## Listed entries

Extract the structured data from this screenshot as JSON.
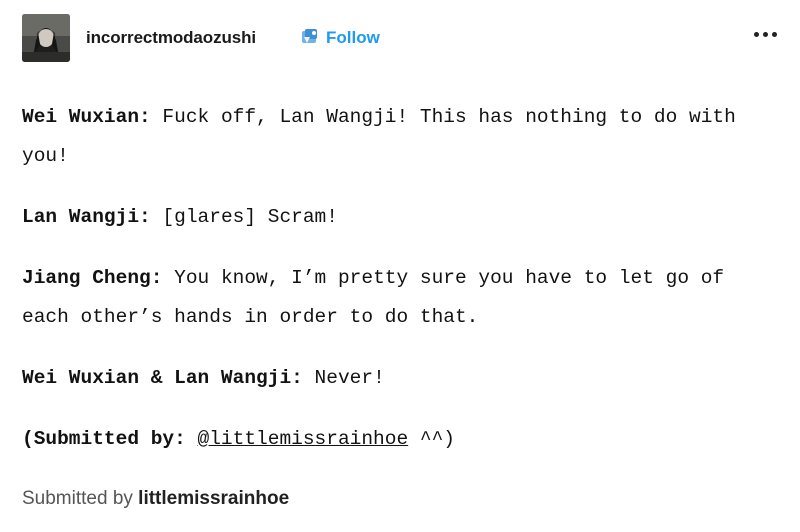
{
  "header": {
    "avatar_icon": "avatar-icon",
    "username": "incorrectmodaozushi",
    "badge_icon": "badge-icon",
    "follow_label": "Follow",
    "more_icon": "more-icon",
    "accent_color": "#1d9bf0"
  },
  "post": {
    "lines": [
      {
        "speaker": "Wei Wuxian:",
        "text": " Fuck off, Lan Wangji! This has nothing to do with you!"
      },
      {
        "speaker": "Lan Wangji:",
        "text": " [glares] Scram!"
      },
      {
        "speaker": "Jiang Cheng:",
        "text": " You know, I’m pretty sure you have to let go of each other’s hands in order to do that."
      },
      {
        "speaker": "Wei Wuxian & Lan Wangji:",
        "text": " Never!"
      }
    ],
    "submission": {
      "open": "(",
      "label": "Submitted by:",
      "handle": "@littlemissrainhoe",
      "close": " ^^)"
    }
  },
  "footer": {
    "prefix": "Submitted by ",
    "name": "littlemissrainhoe"
  }
}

## Exercise goal
Except for the pictures, copy every line of the records above exactly.

## Written solution
Extract the structured data from this screenshot as JSON.
{
  "header": {
    "avatar_icon": "avatar-icon",
    "username": "incorrectmodaozushi",
    "badge_icon": "badge-icon",
    "follow_label": "Follow",
    "more_icon": "more-icon",
    "accent_color": "#1d9bf0"
  },
  "post": {
    "lines": [
      {
        "speaker": "Wei Wuxian:",
        "text": " Fuck off, Lan Wangji! This has nothing to do with you!"
      },
      {
        "speaker": "Lan Wangji:",
        "text": " [glares] Scram!"
      },
      {
        "speaker": "Jiang Cheng:",
        "text": " You know, I’m pretty sure you have to let go of each other’s hands in order to do that."
      },
      {
        "speaker": "Wei Wuxian & Lan Wangji:",
        "text": " Never!"
      }
    ],
    "submission": {
      "open": "(",
      "label": "Submitted by:",
      "handle": "@littlemissrainhoe",
      "close": " ^^)"
    }
  },
  "footer": {
    "prefix": "Submitted by ",
    "name": "littlemissrainhoe"
  }
}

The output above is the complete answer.